[Stored records]
|---|
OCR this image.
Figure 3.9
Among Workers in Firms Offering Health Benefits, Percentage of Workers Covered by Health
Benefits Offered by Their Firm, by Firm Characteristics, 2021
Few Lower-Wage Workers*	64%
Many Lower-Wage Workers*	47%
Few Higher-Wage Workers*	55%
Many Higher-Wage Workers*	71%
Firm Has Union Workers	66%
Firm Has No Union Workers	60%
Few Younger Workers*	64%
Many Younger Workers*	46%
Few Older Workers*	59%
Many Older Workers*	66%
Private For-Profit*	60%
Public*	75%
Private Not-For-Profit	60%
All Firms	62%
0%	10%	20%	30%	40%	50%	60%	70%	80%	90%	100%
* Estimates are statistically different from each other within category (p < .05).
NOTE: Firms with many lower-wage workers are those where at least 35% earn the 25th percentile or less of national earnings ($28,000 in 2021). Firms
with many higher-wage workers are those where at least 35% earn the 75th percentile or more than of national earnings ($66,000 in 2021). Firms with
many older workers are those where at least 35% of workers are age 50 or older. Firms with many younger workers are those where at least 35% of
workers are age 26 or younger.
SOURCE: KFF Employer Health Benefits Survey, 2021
|---|
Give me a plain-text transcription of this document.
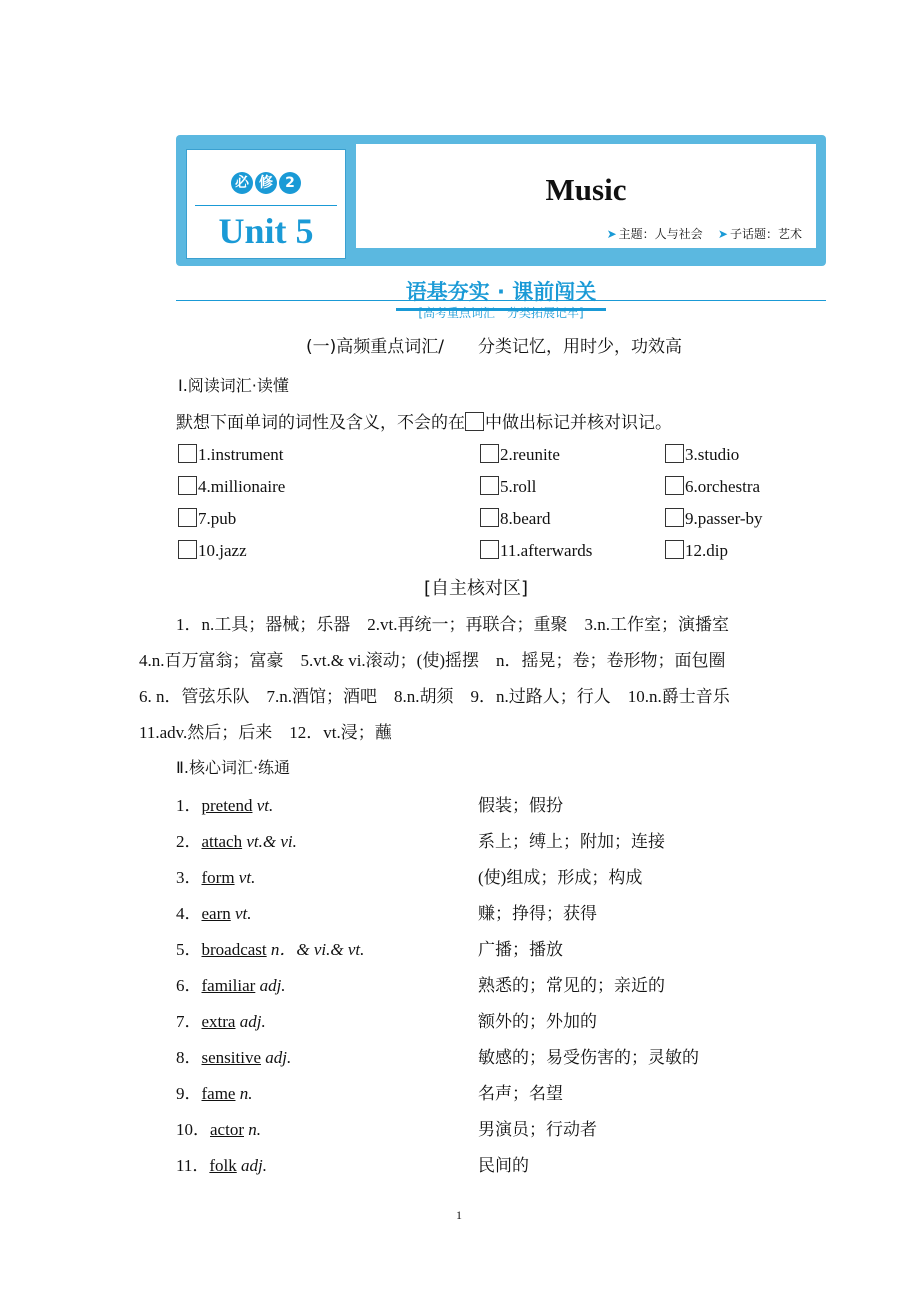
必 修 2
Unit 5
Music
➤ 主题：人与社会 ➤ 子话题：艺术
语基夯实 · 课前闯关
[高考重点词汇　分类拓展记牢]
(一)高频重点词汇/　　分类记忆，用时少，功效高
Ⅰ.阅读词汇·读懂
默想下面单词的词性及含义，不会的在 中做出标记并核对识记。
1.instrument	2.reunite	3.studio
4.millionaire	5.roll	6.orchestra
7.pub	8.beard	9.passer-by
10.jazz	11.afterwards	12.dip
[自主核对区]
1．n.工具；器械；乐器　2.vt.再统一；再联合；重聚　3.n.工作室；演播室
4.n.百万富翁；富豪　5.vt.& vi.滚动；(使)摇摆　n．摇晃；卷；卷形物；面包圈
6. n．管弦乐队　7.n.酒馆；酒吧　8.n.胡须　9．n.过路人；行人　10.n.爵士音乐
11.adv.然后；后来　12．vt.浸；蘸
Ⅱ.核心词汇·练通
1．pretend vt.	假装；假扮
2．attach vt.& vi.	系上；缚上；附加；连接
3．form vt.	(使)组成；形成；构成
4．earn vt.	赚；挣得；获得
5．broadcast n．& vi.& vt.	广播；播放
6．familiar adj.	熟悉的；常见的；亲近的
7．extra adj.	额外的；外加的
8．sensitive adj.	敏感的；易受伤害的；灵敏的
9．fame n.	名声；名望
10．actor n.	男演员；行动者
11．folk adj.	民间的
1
|---|
Pick out the lines containing the string "Health".

(Completed exercise)
Among Workers in Firms Offering Health Benefits, Percentage of Workers Covered by Health
SOURCE: KFF Employer Health Benefits Survey, 2021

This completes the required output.